--- BEGIN ---

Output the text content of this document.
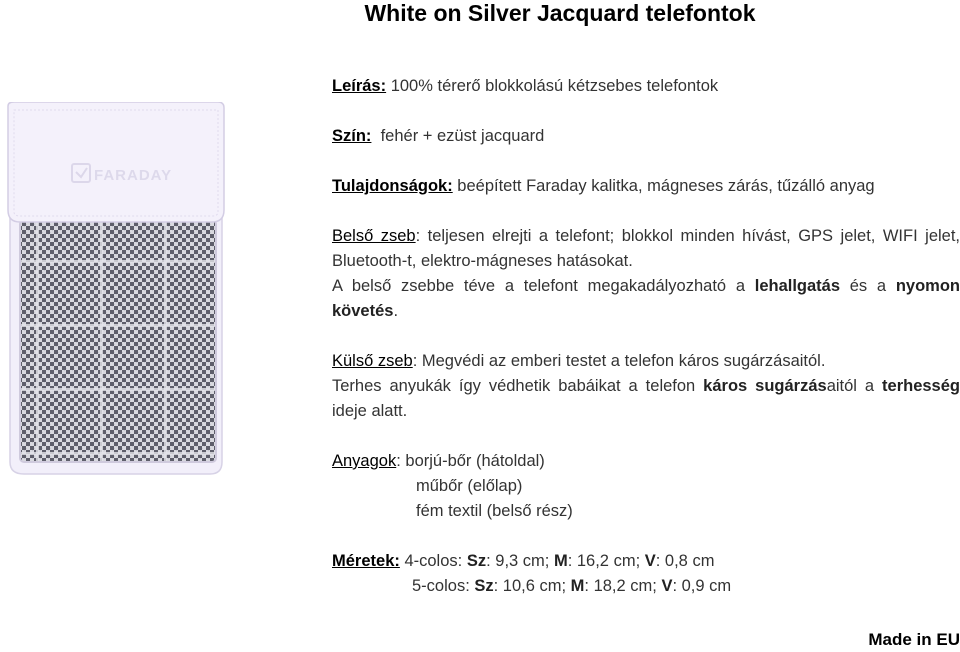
White on Silver Jacquard telefontok
FARADAY
Leírás: 100% térerő blokkolású kétzsebes telefontok
Szín:  fehér + ezüst jacquard
Tulajdonságok: beépített Faraday kalitka, mágneses zárás, tűzálló anyag
Belső zseb: teljesen elrejti a telefont; blokkol minden hívást, GPS jelet, WIFI jelet, Bluetooth-t, elektro-mágneses hatásokat.
A belső zsebbe téve a telefont megakadályozható a lehallgatás és a nyomon követés.
Külső zseb: Megvédi az emberi testet a telefon káros sugárzásaitól.
Terhes anyukák így védhetik babáikat a telefon káros sugárzásaitól a terhesség ideje alatt.
Anyagok: borjú-bőr (hátoldal)
műbőr (előlap)
fém textil (belső rész)
Méretek: 4-colos: Sz: 9,3 cm; M: 16,2 cm; V: 0,8 cm
5-colos: Sz: 10,6 cm; M: 18,2 cm; V: 0,9 cm
Made in EU
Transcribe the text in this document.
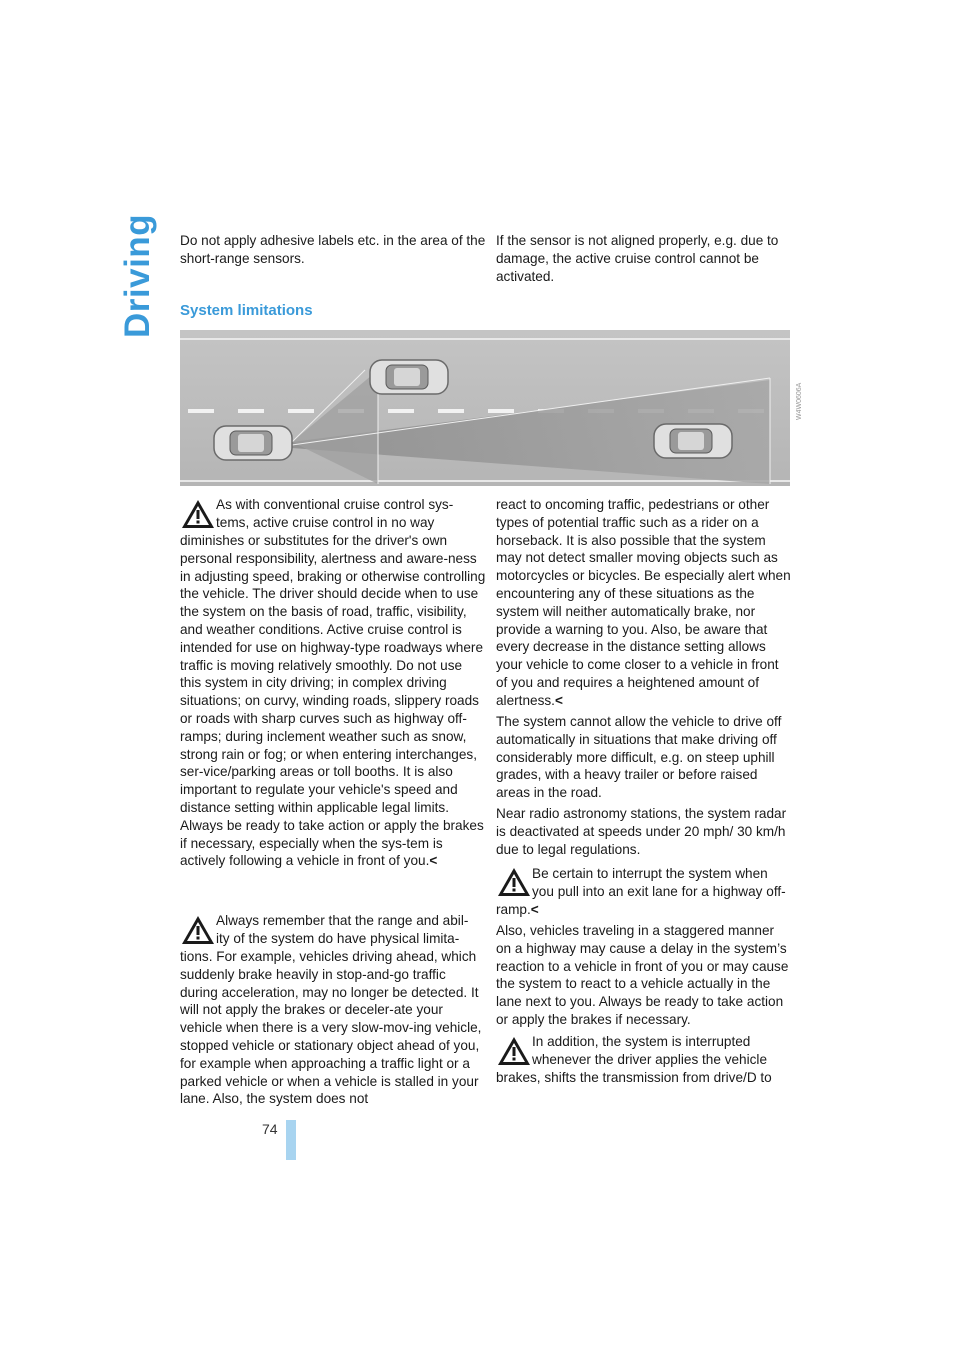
Driving
74

Do not apply adhesive labels etc. in the area of the short-range sensors.

If the sensor is not aligned properly, e.g. due to damage, the active cruise control cannot be activated.

System limitations
W4W0606A
As with conventional cruise control sys-
tems, active cruise control in no way

diminishes or substitutes for the driver's own personal responsibility, alertness and aware-ness in adjusting speed, braking or otherwise controlling the vehicle. The driver should decide when to use the system on the basis of road, traffic, visibility, and weather conditions. Active cruise control is intended for use on highway-type roadways where traffic is moving relatively smoothly. Do not use this system in city driving; in complex driving situations; on curvy, winding roads, slippery roads or roads with sharp curves such as highway off-ramps; during inclement weather such as snow, strong rain or fog; or when entering interchanges, ser-vice/parking areas or toll booths. It is also important to regulate your vehicle's speed and distance setting within applicable legal limits. Always be ready to take action or apply the brakes if necessary, especially when the sys-tem is actively following a vehicle in front of you.<

Always remember that the range and abil-
ity of the system do have physical limita-

tions. For example, vehicles driving ahead, which suddenly brake heavily in stop-and-go traffic during acceleration, may no longer be detected. It will not apply the brakes or deceler-ate your vehicle when there is a very slow-mov-ing vehicle, stopped vehicle or stationary object ahead of you, for example when approaching a traffic light or a parked vehicle or when a vehicle is stalled in your lane. Also, the system does not

react to oncoming traffic, pedestrians or other types of potential traffic such as a rider on a horseback. It is also possible that the system may not detect smaller moving objects such as motorcycles or bicycles. Be especially alert when encountering any of these situations as the system will neither automatically brake, nor provide a warning to you. Also, be aware that every decrease in the distance setting allows your vehicle to come closer to a vehicle in front of you and requires a heightened amount of alertness.<

The system cannot allow the vehicle to drive off automatically in situations that make driving off considerably more difficult, e.g. on steep uphill grades, with a heavy trailer or before raised areas in the road.

Near radio astronomy stations, the system radar is deactivated at speeds under 20 mph/ 30 km/h due to legal regulations.

Be certain to interrupt the system when
you pull into an exit lane for a highway off-

ramp.<

Also, vehicles traveling in a staggered manner on a highway may cause a delay in the system’s reaction to a vehicle in front of you or may cause the system to react to a vehicle actually in the lane next to you. Always be ready to take action or apply the brakes if necessary.

In addition, the system is interrupted
whenever the driver applies the vehicle

brakes, shifts the transmission from drive/D to
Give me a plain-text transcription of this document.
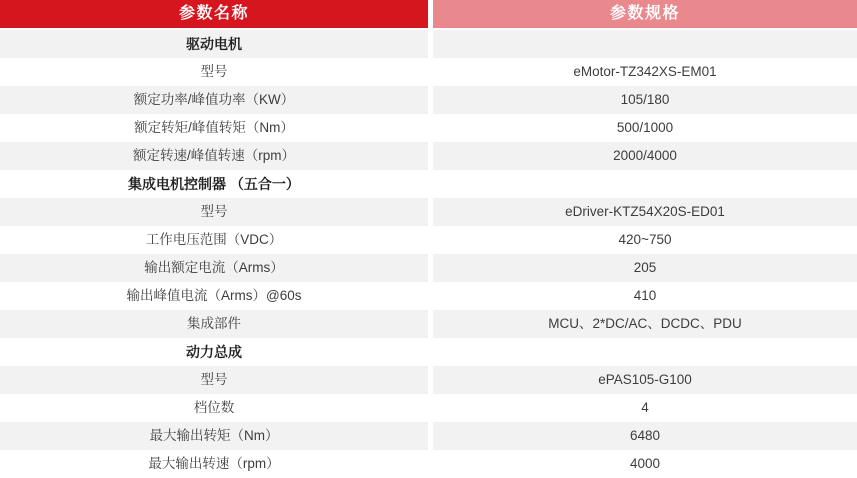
参数名称	参数规格
驱动电机
型号	eMotor-TZ342XS-EM01
额定功率/峰值功率（KW）	105/180
额定转矩/峰值转矩（Nm）	500/1000
额定转速/峰值转速（rpm）	2000/4000
集成电机控制器 （五合一）
型号	eDriver-KTZ54X20S-ED01
工作电压范围（VDC）	420~750
输出额定电流（Arms）	205
输出峰值电流（Arms）@60s	410
集成部件	MCU、2*DC/AC、DCDC、PDU
动力总成
型号	ePAS105-G100
档位数	4
最大输出转矩（Nm）	6480
最大输出转速（rpm）	4000
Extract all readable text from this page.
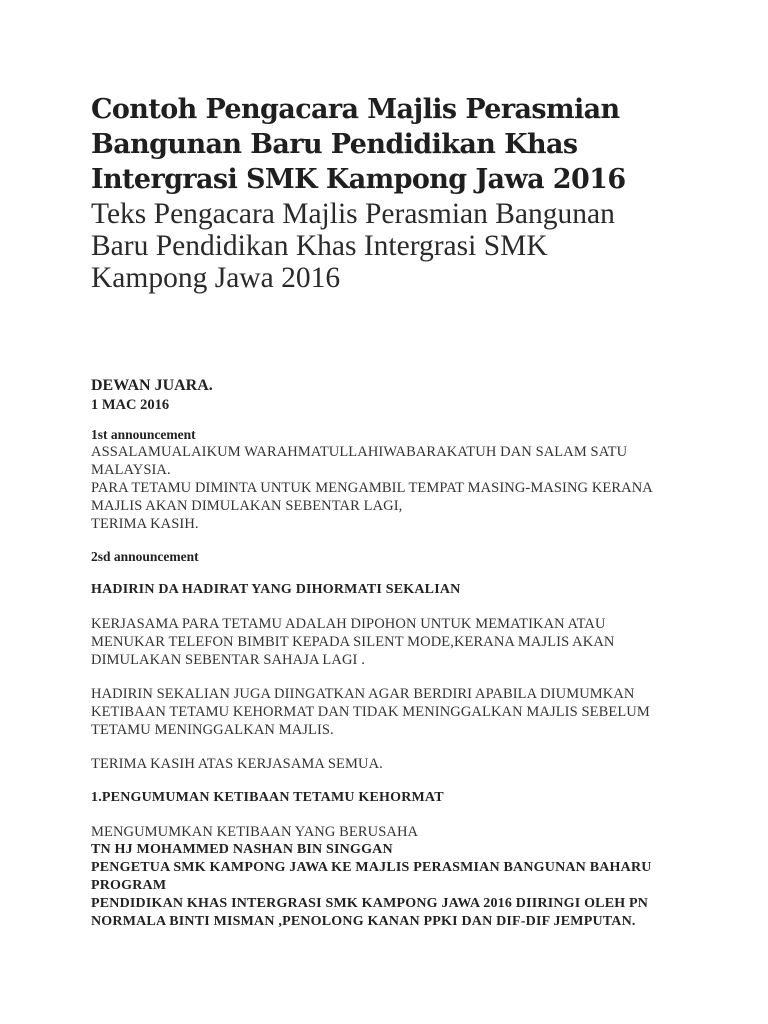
Contoh Pengacara Majlis Perasmian

Bangunan Baru Pendidikan Khas

Intergrasi SMK Kampong Jawa 2016

Teks Pengacara Majlis Perasmian Bangunan

Baru Pendidikan Khas Intergrasi SMK

Kampong Jawa 2016

DEWAN JUARA.
1 MAC 2016
1st announcement
ASSALAMUALAIKUM WARAHMATULLAHIWABARAKATUH DAN SALAM SATU
MALAYSIA.
PARA TETAMU DIMINTA UNTUK MENGAMBIL TEMPAT MASING-MASING KERANA
MAJLIS AKAN DIMULAKAN SEBENTAR LAGI,
TERIMA KASIH.
2sd announcement
HADIRIN DA HADIRAT YANG DIHORMATI SEKALIAN
KERJASAMA PARA TETAMU ADALAH DIPOHON UNTUK MEMATIKAN ATAU
MENUKAR TELEFON BIMBIT KEPADA SILENT MODE,KERANA MAJLIS AKAN
DIMULAKAN SEBENTAR SAHAJA LAGI .
HADIRIN SEKALIAN JUGA DIINGATKAN AGAR BERDIRI APABILA DIUMUMKAN
KETIBAAN TETAMU KEHORMAT DAN TIDAK MENINGGALKAN MAJLIS SEBELUM
TETAMU MENINGGALKAN MAJLIS.
TERIMA KASIH ATAS KERJASAMA SEMUA.
1.PENGUMUMAN KETIBAAN TETAMU KEHORMAT
MENGUMUMKAN KETIBAAN YANG BERUSAHA
TN HJ MOHAMMED NASHAN BIN SINGGAN
PENGETUA SMK KAMPONG JAWA KE MAJLIS PERASMIAN BANGUNAN BAHARU PROGRAM
PENDIDIKAN KHAS INTERGRASI SMK KAMPONG JAWA 2016 DIIRINGI OLEH PN
NORMALA BINTI MISMAN ,PENOLONG KANAN PPKI DAN DIF-DIF JEMPUTAN.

--- END ---

• _Instruction_
Say, as a bare number, how many lines in the entries above include the string "front".

• _Answer to this exercise_
3